*OBJECTIVE:* Reproduce each line of the items below verbatim.
━━━━━ RECORDS PROVIDED
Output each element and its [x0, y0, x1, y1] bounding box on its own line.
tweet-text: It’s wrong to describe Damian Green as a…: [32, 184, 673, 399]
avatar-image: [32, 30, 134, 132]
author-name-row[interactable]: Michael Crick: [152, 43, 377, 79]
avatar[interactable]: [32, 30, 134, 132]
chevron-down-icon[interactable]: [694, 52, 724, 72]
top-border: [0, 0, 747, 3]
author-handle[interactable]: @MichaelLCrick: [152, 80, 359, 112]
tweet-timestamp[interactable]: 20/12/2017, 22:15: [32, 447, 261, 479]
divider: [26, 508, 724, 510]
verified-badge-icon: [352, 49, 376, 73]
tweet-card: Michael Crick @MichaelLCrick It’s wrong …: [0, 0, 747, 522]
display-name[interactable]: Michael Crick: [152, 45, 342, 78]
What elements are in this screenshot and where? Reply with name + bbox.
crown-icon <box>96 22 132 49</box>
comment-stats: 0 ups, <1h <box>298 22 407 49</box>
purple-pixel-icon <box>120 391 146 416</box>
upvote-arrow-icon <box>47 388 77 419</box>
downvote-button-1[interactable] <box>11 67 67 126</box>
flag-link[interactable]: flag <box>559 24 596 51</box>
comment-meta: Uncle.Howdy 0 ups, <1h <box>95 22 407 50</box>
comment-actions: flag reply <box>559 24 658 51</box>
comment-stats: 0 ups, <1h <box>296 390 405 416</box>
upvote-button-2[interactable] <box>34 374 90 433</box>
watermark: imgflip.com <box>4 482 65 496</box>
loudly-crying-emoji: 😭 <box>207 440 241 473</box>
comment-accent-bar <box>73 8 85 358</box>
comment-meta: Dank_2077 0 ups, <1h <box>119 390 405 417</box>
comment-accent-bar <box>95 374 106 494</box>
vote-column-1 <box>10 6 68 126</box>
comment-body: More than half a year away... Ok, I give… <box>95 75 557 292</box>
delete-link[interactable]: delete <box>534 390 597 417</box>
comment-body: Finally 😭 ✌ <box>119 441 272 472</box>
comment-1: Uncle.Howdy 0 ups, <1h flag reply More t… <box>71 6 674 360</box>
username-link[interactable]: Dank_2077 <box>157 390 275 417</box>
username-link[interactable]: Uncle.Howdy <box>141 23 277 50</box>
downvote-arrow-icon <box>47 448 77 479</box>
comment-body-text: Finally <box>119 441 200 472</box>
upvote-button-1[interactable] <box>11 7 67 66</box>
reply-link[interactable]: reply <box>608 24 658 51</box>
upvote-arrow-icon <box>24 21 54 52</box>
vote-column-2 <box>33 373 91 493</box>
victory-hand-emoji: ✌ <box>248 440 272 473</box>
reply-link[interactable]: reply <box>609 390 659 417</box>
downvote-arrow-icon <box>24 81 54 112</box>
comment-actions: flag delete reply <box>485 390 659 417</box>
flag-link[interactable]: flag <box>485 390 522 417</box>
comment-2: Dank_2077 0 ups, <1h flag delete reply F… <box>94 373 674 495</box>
━━━━━━━━━━
*OUTPUT:*
Output each element and its [x0, y0, x1, y1] bounding box on its own line.
tweet-text: It’s wrong to describe Damian Green as a…: [32, 184, 673, 399]
avatar-image: [32, 30, 134, 132]
author-name-row[interactable]: Michael Crick: [152, 43, 377, 79]
avatar[interactable]: [32, 30, 134, 132]
chevron-down-icon[interactable]: [694, 52, 724, 72]
top-border: [0, 0, 747, 3]
author-handle[interactable]: @MichaelLCrick: [152, 80, 359, 112]
tweet-timestamp[interactable]: 20/12/2017, 22:15: [32, 447, 261, 479]
divider: [26, 508, 724, 510]
verified-badge-icon: [352, 49, 376, 73]
tweet-card: Michael Crick @MichaelLCrick It’s wrong …: [0, 0, 747, 522]
display-name[interactable]: Michael Crick: [152, 45, 342, 78]
What elements are in this screenshot and where? Reply with name + bbox.
crown-icon <box>96 22 132 49</box>
comment-stats: 0 ups, <1h <box>298 22 407 49</box>
purple-pixel-icon <box>120 391 146 416</box>
upvote-arrow-icon <box>47 388 77 419</box>
downvote-button-1[interactable] <box>11 67 67 126</box>
flag-link[interactable]: flag <box>559 24 596 51</box>
comment-meta: Uncle.Howdy 0 ups, <1h <box>95 22 407 50</box>
comment-actions: flag reply <box>559 24 658 51</box>
comment-stats: 0 ups, <1h <box>296 390 405 416</box>
upvote-button-2[interactable] <box>34 374 90 433</box>
watermark: imgflip.com <box>4 482 65 496</box>
loudly-crying-emoji: 😭 <box>207 440 241 473</box>
comment-accent-bar <box>73 8 85 358</box>
comment-meta: Dank_2077 0 ups, <1h <box>119 390 405 417</box>
comment-accent-bar <box>95 374 106 494</box>
vote-column-1 <box>10 6 68 126</box>
comment-body: More than half a year away... Ok, I give… <box>95 75 557 292</box>
delete-link[interactable]: delete <box>534 390 597 417</box>
comment-body: Finally 😭 ✌ <box>119 441 272 472</box>
comment-1: Uncle.Howdy 0 ups, <1h flag reply More t… <box>71 6 674 360</box>
username-link[interactable]: Dank_2077 <box>157 390 275 417</box>
username-link[interactable]: Uncle.Howdy <box>141 23 277 50</box>
downvote-arrow-icon <box>47 448 77 479</box>
comment-body-text: Finally <box>119 441 200 472</box>
upvote-button-1[interactable] <box>11 7 67 66</box>
reply-link[interactable]: reply <box>608 24 658 51</box>
upvote-arrow-icon <box>24 21 54 52</box>
vote-column-2 <box>33 373 91 493</box>
victory-hand-emoji: ✌ <box>248 440 272 473</box>
reply-link[interactable]: reply <box>609 390 659 417</box>
downvote-arrow-icon <box>24 81 54 112</box>
comment-actions: flag delete reply <box>485 390 659 417</box>
flag-link[interactable]: flag <box>485 390 522 417</box>
comment-2: Dank_2077 0 ups, <1h flag delete reply F… <box>94 373 674 495</box>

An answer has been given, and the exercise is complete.